Task prompt — In the listing below, locate the lines that hold the string "discriminating". Copy those lines.

Records supplied —
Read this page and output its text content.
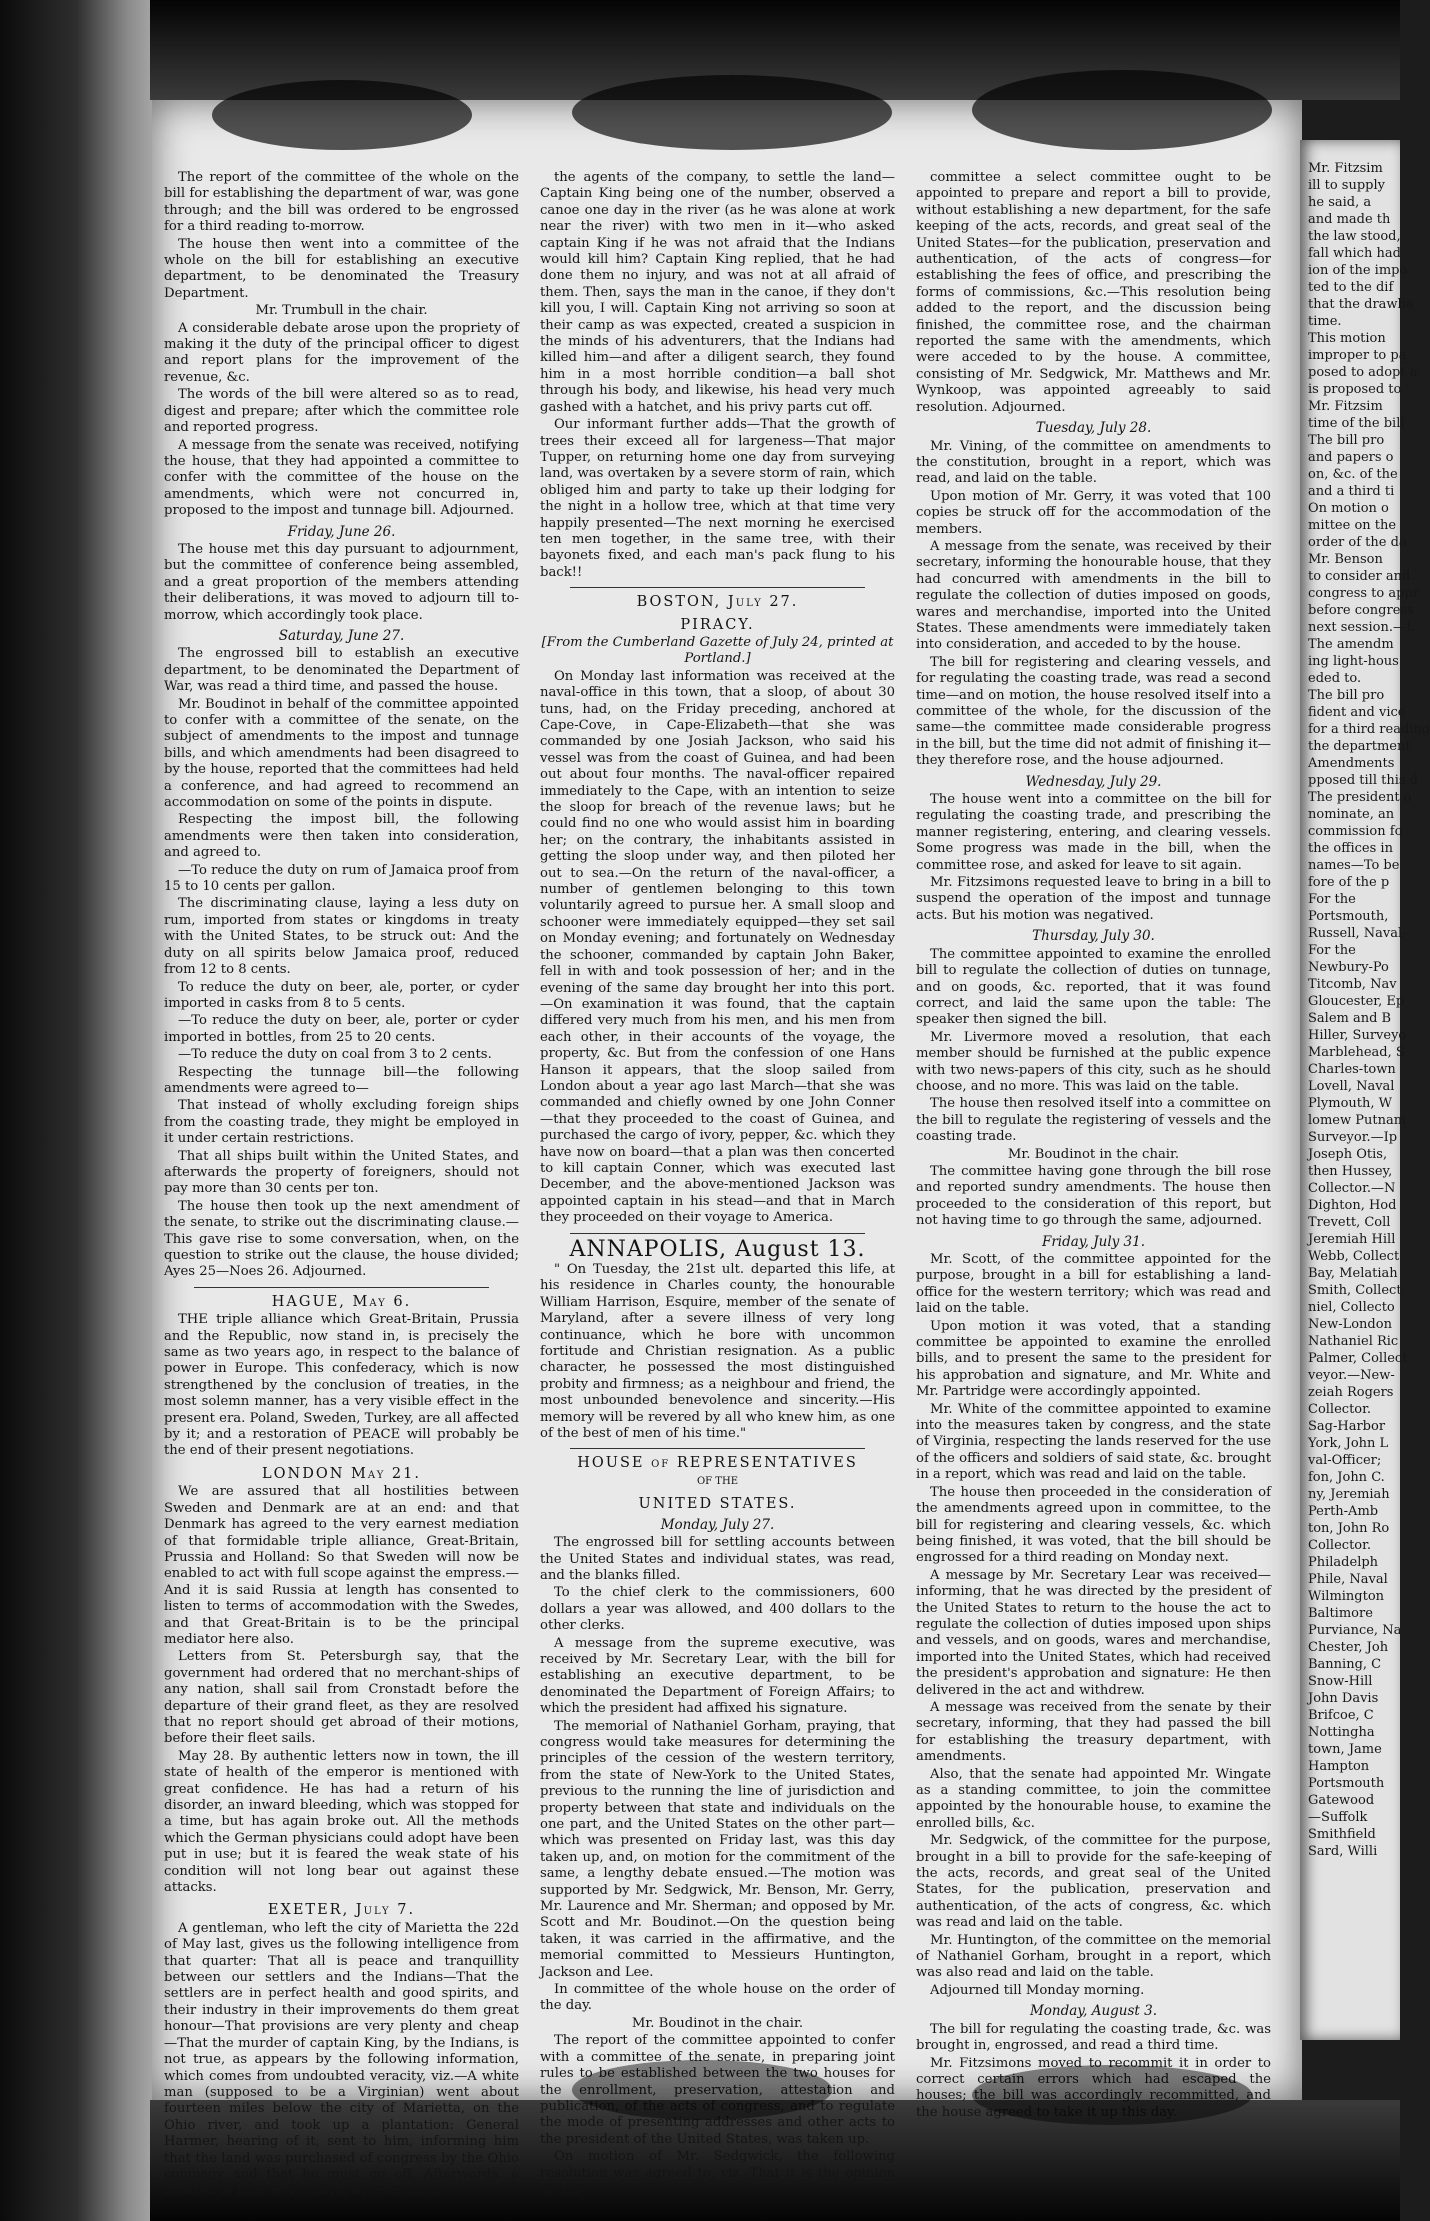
The report of the committee of the whole on the bill for establishing the department of war, was gone through; and the bill was ordered to be engrossed for a third reading to-morrow.

The house then went into a committee of the whole on the bill for establishing an executive department, to be denominated the Treasury Department.

Mr. Trumbull in the chair.

A considerable debate arose upon the propriety of making it the duty of the principal officer to digest and report plans for the improvement of the revenue, &c.

The words of the bill were altered so as to read, digest and prepare; after which the committee role and reported progress.

A message from the senate was received, notifying the house, that they had appointed a committee to confer with the committee of the house on the amendments, which were not concurred in, proposed to the impost and tunnage bill. Adjourned.

Friday, June 26.

The house met this day pursuant to adjournment, but the committee of conference being assembled, and a great proportion of the members attending their deliberations, it was moved to adjourn till to-morrow, which accordingly took place.

Saturday, June 27.

The engrossed bill to establish an executive department, to be denominated the Department of War, was read a third time, and passed the house.

Mr. Boudinot in behalf of the committee appointed to confer with a committee of the senate, on the subject of amendments to the impost and tunnage bills, and which amendments had been disagreed to by the house, reported that the committees had held a conference, and had agreed to recommend an accommodation on some of the points in dispute.

Respecting the impost bill, the following amendments were then taken into consideration, and agreed to.

—To reduce the duty on rum of Jamaica proof from 15 to 10 cents per gallon.

The discriminating clause, laying a less duty on rum, imported from states or kingdoms in treaty with the United States, to be struck out: And the duty on all spirits below Jamaica proof, reduced from 12 to 8 cents.

To reduce the duty on beer, ale, porter, or cyder imported in casks from 8 to 5 cents.

—To reduce the duty on beer, ale, porter or cyder imported in bottles, from 25 to 20 cents.

—To reduce the duty on coal from 3 to 2 cents.

Respecting the tunnage bill—the following amendments were agreed to—

That instead of wholly excluding foreign ships from the coasting trade, they might be employed in it under certain restrictions.

That all ships built within the United States, and afterwards the property of foreigners, should not pay more than 30 cents per ton.

The house then took up the next amendment of the senate, to strike out the discriminating clause.—This gave rise to some conversation, when, on the question to strike out the clause, the house divided; Ayes 25—Noes 26. Adjourned.

HAGUE, May 6.

THE triple alliance which Great-Britain, Prussia and the Republic, now stand in, is precisely the same as two years ago, in respect to the balance of power in Europe. This confederacy, which is now strengthened by the conclusion of treaties, in the most solemn manner, has a very visible effect in the present era. Poland, Sweden, Turkey, are all affected by it; and a restoration of PEACE will probably be the end of their present negotiations.

LONDON May 21.

We are assured that all hostilities between Sweden and Denmark are at an end: and that Denmark has agreed to the very earnest mediation of that formidable triple alliance, Great-Britain, Prussia and Holland: So that Sweden will now be enabled to act with full scope against the empress.—And it is said Russia at length has consented to listen to terms of accommodation with the Swedes, and that Great-Britain is to be the principal mediator here also.

Letters from St. Petersburgh say, that the government had ordered that no merchant-ships of any nation, shall sail from Cronstadt before the departure of their grand fleet, as they are resolved that no report should get abroad of their motions, before their fleet sails.

May 28. By authentic letters now in town, the ill state of health of the emperor is mentioned with great confidence. He has had a return of his disorder, an inward bleeding, which was stopped for a time, but has again broke out. All the methods which the German physicians could adopt have been put in use; but it is feared the weak state of his condition will not long bear out against these attacks.

EXETER, July 7.

A gentleman, who left the city of Marietta the 22d of May last, gives us the following intelligence from that quarter: That all is peace and tranquillity between our settlers and the Indians—That the settlers are in perfect health and good spirits, and their industry in their improvements do them great honour—That provisions are very plenty and cheap—That the murder of captain King, by the Indians, is not true, as appears by the following information, which comes from undoubted veracity, viz.—A white man (supposed to be a Virginian) went about fourteen miles below the city of Marietta, on the Ohio river, and took up a plantation: General Harmer, hearing of it, sent to him, informing him that the land was purchased of congress by the Ohio company and that he must go off. Afterwards, a number of men went down, by consent of

the agents of the company, to settle the land—Captain King being one of the number, observed a canoe one day in the river (as he was alone at work near the river) with two men in it—who asked captain King if he was not afraid that the Indians would kill him? Captain King replied, that he had done them no injury, and was not at all afraid of them. Then, says the man in the canoe, if they don't kill you, I will. Captain King not arriving so soon at their camp as was expected, created a suspicion in the minds of his adventurers, that the Indians had killed him—and after a diligent search, they found him in a most horrible condition—a ball shot through his body, and likewise, his head very much gashed with a hatchet, and his privy parts cut off.

Our informant further adds—That the growth of trees their exceed all for largeness—That major Tupper, on returning home one day from surveying land, was overtaken by a severe storm of rain, which obliged him and party to take up their lodging for the night in a hollow tree, which at that time very happily presented—The next morning he exercised ten men together, in the same tree, with their bayonets fixed, and each man's pack flung to his back!!

BOSTON, July 27.
PIRACY.

[From the Cumberland Gazette of July 24, printed at Portland.]

On Monday last information was received at the naval-office in this town, that a sloop, of about 30 tuns, had, on the Friday preceding, anchored at Cape-Cove, in Cape-Elizabeth—that she was commanded by one Josiah Jackson, who said his vessel was from the coast of Guinea, and had been out about four months. The naval-officer repaired immediately to the Cape, with an intention to seize the sloop for breach of the revenue laws; but he could find no one who would assist him in boarding her; on the contrary, the inhabitants assisted in getting the sloop under way, and then piloted her out to sea.—On the return of the naval-officer, a number of gentlemen belonging to this town voluntarily agreed to pursue her. A small sloop and schooner were immediately equipped—they set sail on Monday evening; and fortunately on Wednesday the schooner, commanded by captain John Baker, fell in with and took possession of her; and in the evening of the same day brought her into this port.—On examination it was found, that the captain differed very much from his men, and his men from each other, in their accounts of the voyage, the property, &c. But from the confession of one Hans Hanson it appears, that the sloop sailed from London about a year ago last March—that she was commanded and chiefly owned by one John Conner—that they proceeded to the coast of Guinea, and purchased the cargo of ivory, pepper, &c. which they have now on board—that a plan was then concerted to kill captain Conner, which was executed last December, and the above-mentioned Jackson was appointed captain in his stead—and that in March they proceeded on their voyage to America.

ANNAPOLIS, August 13.

" On Tuesday, the 21st ult. departed this life, at his residence in Charles county, the honourable William Harrison, Esquire, member of the senate of Maryland, after a severe illness of very long continuance, which he bore with uncommon fortitude and Christian resignation. As a public character, he possessed the most distinguished probity and firmness; as a neighbour and friend, the most unbounded benevolence and sincerity.—His memory will be revered by all who knew him, as one of the best of men of his time."

HOUSE of REPRESENTATIVES

OF THE

UNITED STATES.
Monday, July 27.

The engrossed bill for settling accounts between the United States and individual states, was read, and the blanks filled.

To the chief clerk to the commissioners, 600 dollars a year was allowed, and 400 dollars to the other clerks.

A message from the supreme executive, was received by Mr. Secretary Lear, with the bill for establishing an executive department, to be denominated the Department of Foreign Affairs; to which the president had affixed his signature.

The memorial of Nathaniel Gorham, praying, that congress would take measures for determining the principles of the cession of the western territory, from the state of New-York to the United States, previous to the running the line of jurisdiction and property between that state and individuals on the one part, and the United States on the other part—which was presented on Friday last, was this day taken up, and, on motion for the commitment of the same, a lengthy debate ensued.—The motion was supported by Mr. Sedgwick, Mr. Benson, Mr. Gerry, Mr. Laurence and Mr. Sherman; and opposed by Mr. Scott and Mr. Boudinot.—On the question being taken, it was carried in the affirmative, and the memorial committed to Messieurs Huntington, Jackson and Lee.

In committee of the whole house on the order of the day.

Mr. Boudinot in the chair.

The report of the committee appointed to confer with a committee of the senate, in preparing joint rules to be established between the two houses for the enrollment, preservation, attestation and publication, of the acts of congress, and to regulate the mode of presenting addresses and other acts to the president of the United States, was taken up.

On motion of Mr. Sedgwick, the following resolution was agreed to, viz. That it is the opinion of this

committee a select committee ought to be appointed to prepare and report a bill to provide, without establishing a new department, for the safe keeping of the acts, records, and great seal of the United States—for the publication, preservation and authentication, of the acts of congress—for establishing the fees of office, and prescribing the forms of commissions, &c.—This resolution being added to the report, and the discussion being finished, the committee rose, and the chairman reported the same with the amendments, which were acceded to by the house. A committee, consisting of Mr. Sedgwick, Mr. Matthews and Mr. Wynkoop, was appointed agreeably to said resolution. Adjourned.

Tuesday, July 28.

Mr. Vining, of the committee on amendments to the constitution, brought in a report, which was read, and laid on the table.

Upon motion of Mr. Gerry, it was voted that 100 copies be struck off for the accommodation of the members.

A message from the senate, was received by their secretary, informing the honourable house, that they had concurred with amendments in the bill to regulate the collection of duties imposed on goods, wares and merchandise, imported into the United States. These amendments were immediately taken into consideration, and acceded to by the house.

The bill for registering and clearing vessels, and for regulating the coasting trade, was read a second time—and on motion, the house resolved itself into a committee of the whole, for the discussion of the same—the committee made considerable progress in the bill, but the time did not admit of finishing it—they therefore rose, and the house adjourned.

Wednesday, July 29.

The house went into a committee on the bill for regulating the coasting trade, and prescribing the manner registering, entering, and clearing vessels. Some progress was made in the bill, when the committee rose, and asked for leave to sit again.

Mr. Fitzsimons requested leave to bring in a bill to suspend the operation of the impost and tunnage acts. But his motion was negatived.

Thursday, July 30.

The committee appointed to examine the enrolled bill to regulate the collection of duties on tunnage, and on goods, &c. reported, that it was found correct, and laid the same upon the table: The speaker then signed the bill.

Mr. Livermore moved a resolution, that each member should be furnished at the public expence with two news-papers of this city, such as he should choose, and no more. This was laid on the table.

The house then resolved itself into a committee on the bill to regulate the registering of vessels and the coasting trade.

Mr. Boudinot in the chair.

The committee having gone through the bill rose and reported sundry amendments. The house then proceeded to the consideration of this report, but not having time to go through the same, adjourned.

Friday, July 31.

Mr. Scott, of the committee appointed for the purpose, brought in a bill for establishing a land-office for the western territory; which was read and laid on the table.

Upon motion it was voted, that a standing committee be appointed to examine the enrolled bills, and to present the same to the president for his approbation and signature, and Mr. White and Mr. Partridge were accordingly appointed.

Mr. White of the committee appointed to examine into the measures taken by congress, and the state of Virginia, respecting the lands reserved for the use of the officers and soldiers of said state, &c. brought in a report, which was read and laid on the table.

The house then proceeded in the consideration of the amendments agreed upon in committee, to the bill for registering and clearing vessels, &c. which being finished, it was voted, that the bill should be engrossed for a third reading on Monday next.

A message by Mr. Secretary Lear was received—informing, that he was directed by the president of the United States to return to the house the act to regulate the collection of duties imposed upon ships and vessels, and on goods, wares and merchandise, imported into the United States, which had received the president's approbation and signature: He then delivered in the act and withdrew.

A message was received from the senate by their secretary, informing, that they had passed the bill for establishing the treasury department, with amendments.

Also, that the senate had appointed Mr. Wingate as a standing committee, to join the committee appointed by the honourable house, to examine the enrolled bills, &c.

Mr. Sedgwick, of the committee for the purpose, brought in a bill to provide for the safe-keeping of the acts, records, and great seal of the United States, for the publication, preservation and authentication, of the acts of congress, &c. which was read and laid on the table.

Mr. Huntington, of the committee on the memorial of Nathaniel Gorham, brought in a report, which was also read and laid on the table.

Adjourned till Monday morning.

Monday, August 3.

The bill for regulating the coasting trade, &c. was brought in, engrossed, and read a third time.

Mr. Fitzsimons moved to recommit it in order to correct certain errors which had escaped the houses; the bill was accordingly recommitted, and the house agreed to take it up this day.

Mr. Fitzsim
ill to supply
he said, a
and made th
the law stood,
fall which had
ion of the impo
ted to the dif
that the drawba
time.
This motion
improper to pa
posed to adopt a
is proposed to
Mr. Fitzsim
time of the bill
The bill pro
and papers o
on, &c. of the
and a third ti
On motion o
mittee on the
order of the da
Mr. Benson
to consider and
congress to appr
before congress
next session.—L
The amendm
ing light-hous
eded to.
The bill pro
fident and vice
for a third reading
the department
Amendments
pposed till this d
The president o
nominate, an
commission fo
the offices in
names—To be
fore of the p
For the
Portsmouth,
Russell, Naval-
For the
Newbury-Po
Titcomb, Nav
Gloucester, Ep
Salem and B
Hiller, Surveyo
Marblehead, S
Charles-town
Lovell, Naval
Plymouth, W
lomew Putnam
Surveyor.—Ip
Joseph Otis,
then Hussey,
Collector.—N
Dighton, Hod
Trevett, Coll
Jeremiah Hill
Webb, Collect
Bay, Melatiah
Smith, Collect
niel, Collecto
New-London
Nathaniel Ric
Palmer, Collect
veyor.—New-
zeiah Rogers
Collector.
Sag-Harbor
York, John L
val-Officer;
fon, John C.
ny, Jeremiah
Perth-Amb
ton, John Ro
Collector.
Philadelph
Phile, Naval
Wilmington
Baltimore
Purviance, Na
Chester, Joh
Banning, C
Snow-Hill
John Davis
Brifcoe, C
Nottingha
town, Jame
Hampton
Portsmouth
Gatewood
—Suffolk
Smithfield
Sard, Willi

Task answer —
The discriminating clause, laying a less duty on rum, imported from states or kingdoms in treaty with the United States, to be struck out: And the duty on all spirits below Jamaica proof, reduced from 12 to 8 cents.
The house then took up the next amendment of the senate, to strike out the discriminating clause.—This gave rise to some conversation, when, on the question to strike out the clause, the house divided; Ayes 25—Noes 26. Adjourned.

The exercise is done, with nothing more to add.